## Estratto del documento
────

Brembo frena (ma non si ferma) e accelera su nuove acquisizioni

di Filippo Astone ♦︎ Tutte le verità del numero uno Alberto Bombassei, che preannuncia scenari futuribili con l'auto elettrica. Senza risparmiare critiche alla politica e all'imprenditoria. Che ne sarà della manifattura italiana? Che cosa si dice a Viale dell'Astronomia?

Headquarters di Brembo, vicino a Bergamo
In Brembo la sostenibilità si esprime anche in progetti a sostegno di istruzione, formazione e ricerca, sport, arte e cultura, sociale e tutela dell’infanzia

Brembo? Nel 2019 rallenterà un pochino, ma comunque continuerà a crescere e si prepara a un’acquisizione importante, magari nel settore della motorizzazione elettrica. Nuovi azionisti di Brembo? Potrebbero arrivare. La famiglia Bombassei è pronta, se occorre, a cedere quote di capitale, passando dalla maggioranza assoluta a quella relativa. Giuseppe Conte? Per ora, piace. Il nuovo Governo? Dovrà avere come priorità occupazione e lavoro. Confindustria? Dovrà tornare centrale nel confronto con l’esecutivo. Parola di Alberto Bombassei, classe 1940, che in una intervista a 360 gradi con Industria Italiana si esprime sulle prospettive della sua azienda e sui maggiori temi di attualità economica.

La Brembo (1,6 miliardi di giro d’affari, 25 stabilimenti in tutto il mondo, 9mila dipendenti) è un campione del quarto capitalismo italiano. Si è praticamente inventata il settore in cui eccelle (i freni ad alto valore aggiunto), investe molto in ricerca e sviluppo, è fortemente internazionalizzata, poco indebitata e con una profittabilità significativa. Il rallentamento di cui parla Bombassei è comunque contenuto, e non prevede cali sostanziali in termini di redditività. Lo si può capire dai dati del primo semestre 2019, pubblicati a fine luglio.

────

## Materiale di partenza
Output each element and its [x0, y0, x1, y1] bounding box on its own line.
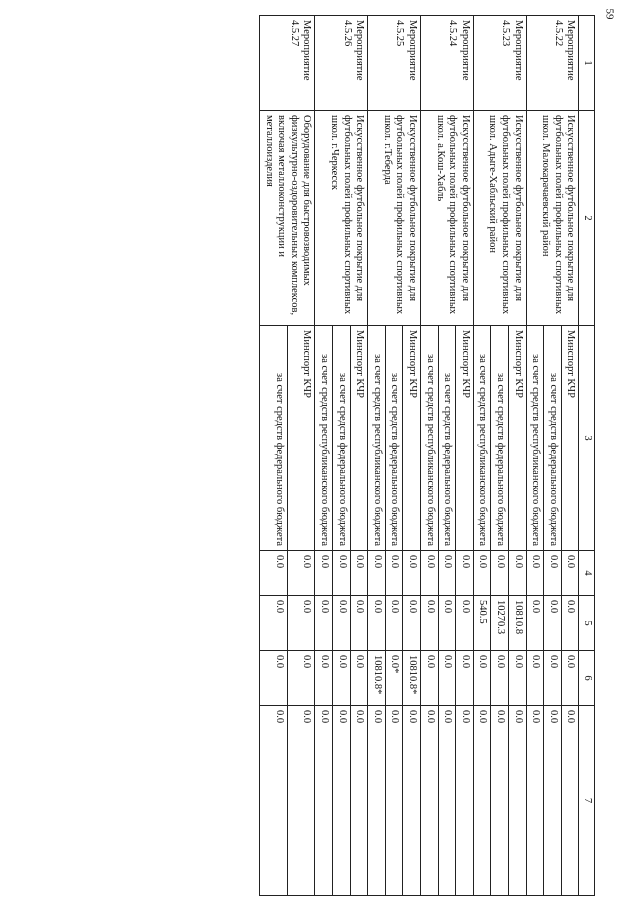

────

## Compito scritto A
Indica se ciascuna affermazione concorda con l'articolo su Brembo, rispondendo sì o no e citando le parole decisive del testo: (i) Brembo ha 25 stabilimenti nel mondo; (ii) la famiglia Bombassei intende conservare comunque la maggioranza assoluta; (iii) Brembo è fortemente indebitata.
## Compito scritto B
Secondo l'articolo su Brembo, in che anno è nato Alberto Bombassei?
## Compito scritto C
Prosegui l'articolo su Brembo dal punto in cui si interrompe.

## Risposta A
(i) Sì: «25 stabilimenti in tutto il mondo».
(ii) No: «La famiglia Bombassei è pronta, se occorre, a cedere quote di capitale, passando dalla maggioranza assoluta a quella relativa».
(iii) No: «poco indebitata».

## Risposta B
Nel 1940.

## Risposta C
I ricavi, a quota 1.323,8 milioni di euro, sono calati di appena l’1,2% rispetto al medesimo periodo dell’anno precedente. L’ebitda (pari a ben il 20,4% dei ricavi, che per un’azienda meccanica non è poco) è aumentato del 4,1%, a quota 270,6 milioni di euro. L’ebit è sceso del 6,3% rispetto al primo semestre 2018, a quota 174,5 milioni di euro, pari al 13,2% dei ricavi. Anche l’utile netto (123,4 milioni) è sceso dell’11,9%, ma resta comunque pari al 9,3% dei ricavi (prima era il 10,5%). Infine l’indebitamento finanziario netto rimane assai basso: 434,5 milioni di euro, appena 1/4 dei ricavi. In calo il mercato italiano (-4,6%) e soprattutto quello tedesco (-13,6%). In crescita India (+18,2%) e Stati Uniti (+6,7%).

Sintesi del conto economico consolidato 2018. Fonte Brembo

«È proprio quando i mercati sono in difficoltà che l’innovazione continua di processo – da sempre un valore assoluto per Brembo – gioca un ruolo fondamentale per garantire il successo competitivo», ha dichiarato Bombassei a commento della semestrale. Per quanto riguarda l’elettrico, che potrebbe essere la specializzazione di una futura acquisizione, Brembo ha comunque già una sua soluzione, il Brake by Wire. Attualmente, le vetture elettriche montano ancora comuni impianti di frenata, e cioè sono dotate di sistemi idraulici. Il Brake by Wire prevede una connessione tra pedale e freno non idraulica ma elettrica, e con l’ausilio dell’intelligenza artificiale, agisce sulle singole ruote, migliorando la stabilità del mezzo in ogni condizione e consentendo un più ampio recupero di energia in fase di rallentamento. Una macchina elettrica acquista energia frenando, perché i generatori elettrici recuperano la coppia e ricaricano la batteria; con un sistema dissipativo evoluto, come il Brake by Wire, c’è maggiore efficienza, e quindi aumenta l’autonomia del mezzo.

Ricavi 2018 per area geografica. Fonte Brembo

 

La Brembo sta cambiando molto…

Negli ultimi anni è sempre cambiata, perché per fortuna è sempre cresciuta. Adesso un po’ di rallentamento lo accusiamo anche noi, anche se avendo delle applicazioni nel segmento medio-alto, risentiamo meno del calo delle vendite di automobili. Insomma, chi comprava la Ferrari, la comprava prima e la compra anche adesso. E la Ferrari ha sistemi frenanti Brembo….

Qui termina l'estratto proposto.